→ **Stated task**
Could you print every record below exactly as it appears?
#### Dataset excerpts ####
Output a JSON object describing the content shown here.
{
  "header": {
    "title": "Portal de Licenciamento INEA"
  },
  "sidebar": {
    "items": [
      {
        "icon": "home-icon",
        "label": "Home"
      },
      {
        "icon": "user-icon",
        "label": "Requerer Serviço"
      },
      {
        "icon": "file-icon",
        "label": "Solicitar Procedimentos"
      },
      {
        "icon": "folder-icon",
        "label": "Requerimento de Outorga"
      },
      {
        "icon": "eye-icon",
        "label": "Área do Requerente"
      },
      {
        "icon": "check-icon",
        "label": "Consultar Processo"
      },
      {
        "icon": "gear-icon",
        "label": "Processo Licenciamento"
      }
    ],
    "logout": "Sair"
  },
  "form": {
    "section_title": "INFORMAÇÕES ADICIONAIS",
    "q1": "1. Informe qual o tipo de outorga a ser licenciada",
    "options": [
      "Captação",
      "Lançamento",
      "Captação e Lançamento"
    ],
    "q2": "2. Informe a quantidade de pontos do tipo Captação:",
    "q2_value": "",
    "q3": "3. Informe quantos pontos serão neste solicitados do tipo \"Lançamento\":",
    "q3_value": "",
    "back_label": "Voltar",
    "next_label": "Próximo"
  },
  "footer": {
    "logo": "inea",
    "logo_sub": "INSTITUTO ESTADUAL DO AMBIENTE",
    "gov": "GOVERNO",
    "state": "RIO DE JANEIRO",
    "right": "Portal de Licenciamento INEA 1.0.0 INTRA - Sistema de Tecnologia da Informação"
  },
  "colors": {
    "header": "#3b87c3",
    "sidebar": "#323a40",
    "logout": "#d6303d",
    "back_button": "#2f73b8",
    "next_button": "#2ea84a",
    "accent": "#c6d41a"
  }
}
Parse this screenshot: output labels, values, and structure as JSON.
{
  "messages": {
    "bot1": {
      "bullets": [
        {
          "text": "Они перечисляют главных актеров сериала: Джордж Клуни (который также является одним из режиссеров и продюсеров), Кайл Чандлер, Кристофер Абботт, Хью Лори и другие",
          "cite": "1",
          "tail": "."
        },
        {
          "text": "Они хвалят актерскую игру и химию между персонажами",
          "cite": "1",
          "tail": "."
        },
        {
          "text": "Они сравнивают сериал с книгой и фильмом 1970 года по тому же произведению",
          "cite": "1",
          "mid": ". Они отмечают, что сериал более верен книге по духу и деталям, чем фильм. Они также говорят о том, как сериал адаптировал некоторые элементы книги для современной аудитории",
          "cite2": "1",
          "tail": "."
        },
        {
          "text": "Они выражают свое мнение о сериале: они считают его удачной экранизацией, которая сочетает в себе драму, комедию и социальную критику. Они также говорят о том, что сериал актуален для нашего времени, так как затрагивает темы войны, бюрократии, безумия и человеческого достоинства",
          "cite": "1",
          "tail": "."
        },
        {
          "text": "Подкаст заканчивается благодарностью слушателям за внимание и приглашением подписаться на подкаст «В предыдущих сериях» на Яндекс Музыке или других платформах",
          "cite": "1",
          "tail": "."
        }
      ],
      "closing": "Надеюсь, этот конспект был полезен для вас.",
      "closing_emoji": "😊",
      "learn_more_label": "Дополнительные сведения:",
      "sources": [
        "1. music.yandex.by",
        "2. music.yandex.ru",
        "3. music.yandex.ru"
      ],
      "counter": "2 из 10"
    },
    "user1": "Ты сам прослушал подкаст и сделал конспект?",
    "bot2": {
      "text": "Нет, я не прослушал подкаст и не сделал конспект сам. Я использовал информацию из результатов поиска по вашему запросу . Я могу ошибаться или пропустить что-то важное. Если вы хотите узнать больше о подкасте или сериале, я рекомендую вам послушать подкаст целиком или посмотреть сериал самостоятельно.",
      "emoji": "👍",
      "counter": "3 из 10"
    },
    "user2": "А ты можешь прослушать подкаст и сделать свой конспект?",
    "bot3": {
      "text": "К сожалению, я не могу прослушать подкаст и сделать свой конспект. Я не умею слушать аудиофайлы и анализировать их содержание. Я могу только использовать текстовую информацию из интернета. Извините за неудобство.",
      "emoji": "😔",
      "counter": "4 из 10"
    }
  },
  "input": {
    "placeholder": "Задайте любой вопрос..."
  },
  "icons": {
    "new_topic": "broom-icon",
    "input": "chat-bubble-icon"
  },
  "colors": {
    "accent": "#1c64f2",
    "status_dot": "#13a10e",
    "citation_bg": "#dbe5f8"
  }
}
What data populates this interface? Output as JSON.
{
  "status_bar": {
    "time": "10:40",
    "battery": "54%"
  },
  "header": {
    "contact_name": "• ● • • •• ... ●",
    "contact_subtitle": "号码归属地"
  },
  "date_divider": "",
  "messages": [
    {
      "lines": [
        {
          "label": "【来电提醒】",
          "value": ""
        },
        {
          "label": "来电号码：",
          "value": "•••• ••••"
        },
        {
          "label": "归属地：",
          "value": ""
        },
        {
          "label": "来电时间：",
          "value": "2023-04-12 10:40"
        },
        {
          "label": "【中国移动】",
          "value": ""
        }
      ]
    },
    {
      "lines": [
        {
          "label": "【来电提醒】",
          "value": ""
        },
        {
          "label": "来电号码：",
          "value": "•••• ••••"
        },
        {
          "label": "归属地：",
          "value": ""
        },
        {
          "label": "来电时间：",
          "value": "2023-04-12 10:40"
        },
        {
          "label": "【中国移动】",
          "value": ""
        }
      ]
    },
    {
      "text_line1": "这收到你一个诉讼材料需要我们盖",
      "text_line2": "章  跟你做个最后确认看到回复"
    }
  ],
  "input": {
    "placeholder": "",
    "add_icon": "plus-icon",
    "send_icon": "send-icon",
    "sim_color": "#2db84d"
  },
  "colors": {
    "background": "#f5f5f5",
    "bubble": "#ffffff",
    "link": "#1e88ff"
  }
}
####
→ **Task solution**
Output a JSON object describing the content shown here.
{
  "header": {
    "title": "Portal de Licenciamento INEA"
  },
  "sidebar": {
    "items": [
      {
        "icon": "home-icon",
        "label": "Home"
      },
      {
        "icon": "user-icon",
        "label": "Requerer Serviço"
      },
      {
        "icon": "file-icon",
        "label": "Solicitar Procedimentos"
      },
      {
        "icon": "folder-icon",
        "label": "Requerimento de Outorga"
      },
      {
        "icon": "eye-icon",
        "label": "Área do Requerente"
      },
      {
        "icon": "check-icon",
        "label": "Consultar Processo"
      },
      {
        "icon": "gear-icon",
        "label": "Processo Licenciamento"
      }
    ],
    "logout": "Sair"
  },
  "form": {
    "section_title": "INFORMAÇÕES ADICIONAIS",
    "q1": "1. Informe qual o tipo de outorga a ser licenciada",
    "options": [
      "Captação",
      "Lançamento",
      "Captação e Lançamento"
    ],
    "q2": "2. Informe a quantidade de pontos do tipo Captação:",
    "q2_value": "",
    "q3": "3. Informe quantos pontos serão neste solicitados do tipo \"Lançamento\":",
    "q3_value": "",
    "back_label": "Voltar",
    "next_label": "Próximo"
  },
  "footer": {
    "logo": "inea",
    "logo_sub": "INSTITUTO ESTADUAL DO AMBIENTE",
    "gov": "GOVERNO",
    "state": "RIO DE JANEIRO",
    "right": "Portal de Licenciamento INEA 1.0.0 INTRA - Sistema de Tecnologia da Informação"
  },
  "colors": {
    "header": "#3b87c3",
    "sidebar": "#323a40",
    "logout": "#d6303d",
    "back_button": "#2f73b8",
    "next_button": "#2ea84a",
    "accent": "#c6d41a"
  }
}
Parse this screenshot: output labels, values, and structure as JSON.
{
  "messages": {
    "bot1": {
      "bullets": [
        {
          "text": "Они перечисляют главных актеров сериала: Джордж Клуни (который также является одним из режиссеров и продюсеров), Кайл Чандлер, Кристофер Абботт, Хью Лори и другие",
          "cite": "1",
          "tail": "."
        },
        {
          "text": "Они хвалят актерскую игру и химию между персонажами",
          "cite": "1",
          "tail": "."
        },
        {
          "text": "Они сравнивают сериал с книгой и фильмом 1970 года по тому же произведению",
          "cite": "1",
          "mid": ". Они отмечают, что сериал более верен книге по духу и деталям, чем фильм. Они также говорят о том, как сериал адаптировал некоторые элементы книги для современной аудитории",
          "cite2": "1",
          "tail": "."
        },
        {
          "text": "Они выражают свое мнение о сериале: они считают его удачной экранизацией, которая сочетает в себе драму, комедию и социальную критику. Они также говорят о том, что сериал актуален для нашего времени, так как затрагивает темы войны, бюрократии, безумия и человеческого достоинства",
          "cite": "1",
          "tail": "."
        },
        {
          "text": "Подкаст заканчивается благодарностью слушателям за внимание и приглашением подписаться на подкаст «В предыдущих сериях» на Яндекс Музыке или других платформах",
          "cite": "1",
          "tail": "."
        }
      ],
      "closing": "Надеюсь, этот конспект был полезен для вас.",
      "closing_emoji": "😊",
      "learn_more_label": "Дополнительные сведения:",
      "sources": [
        "1. music.yandex.by",
        "2. music.yandex.ru",
        "3. music.yandex.ru"
      ],
      "counter": "2 из 10"
    },
    "user1": "Ты сам прослушал подкаст и сделал конспект?",
    "bot2": {
      "text": "Нет, я не прослушал подкаст и не сделал конспект сам. Я использовал информацию из результатов поиска по вашему запросу . Я могу ошибаться или пропустить что-то важное. Если вы хотите узнать больше о подкасте или сериале, я рекомендую вам послушать подкаст целиком или посмотреть сериал самостоятельно.",
      "emoji": "👍",
      "counter": "3 из 10"
    },
    "user2": "А ты можешь прослушать подкаст и сделать свой конспект?",
    "bot3": {
      "text": "К сожалению, я не могу прослушать подкаст и сделать свой конспект. Я не умею слушать аудиофайлы и анализировать их содержание. Я могу только использовать текстовую информацию из интернета. Извините за неудобство.",
      "emoji": "😔",
      "counter": "4 из 10"
    }
  },
  "input": {
    "placeholder": "Задайте любой вопрос..."
  },
  "icons": {
    "new_topic": "broom-icon",
    "input": "chat-bubble-icon"
  },
  "colors": {
    "accent": "#1c64f2",
    "status_dot": "#13a10e",
    "citation_bg": "#dbe5f8"
  }
}
What data populates this interface? Output as JSON.
{
  "status_bar": {
    "time": "10:40",
    "battery": "54%"
  },
  "header": {
    "contact_name": "• ● • • •• ... ●",
    "contact_subtitle": "号码归属地"
  },
  "date_divider": "",
  "messages": [
    {
      "lines": [
        {
          "label": "【来电提醒】",
          "value": ""
        },
        {
          "label": "来电号码：",
          "value": "•••• ••••"
        },
        {
          "label": "归属地：",
          "value": ""
        },
        {
          "label": "来电时间：",
          "value": "2023-04-12 10:40"
        },
        {
          "label": "【中国移动】",
          "value": ""
        }
      ]
    },
    {
      "lines": [
        {
          "label": "【来电提醒】",
          "value": ""
        },
        {
          "label": "来电号码：",
          "value": "•••• ••••"
        },
        {
          "label": "归属地：",
          "value": ""
        },
        {
          "label": "来电时间：",
          "value": "2023-04-12 10:40"
        },
        {
          "label": "【中国移动】",
          "value": ""
        }
      ]
    },
    {
      "text_line1": "这收到你一个诉讼材料需要我们盖",
      "text_line2": "章  跟你做个最后确认看到回复"
    }
  ],
  "input": {
    "placeholder": "",
    "add_icon": "plus-icon",
    "send_icon": "send-icon",
    "sim_color": "#2db84d"
  },
  "colors": {
    "background": "#f5f5f5",
    "bubble": "#ffffff",
    "link": "#1e88ff"
  }
}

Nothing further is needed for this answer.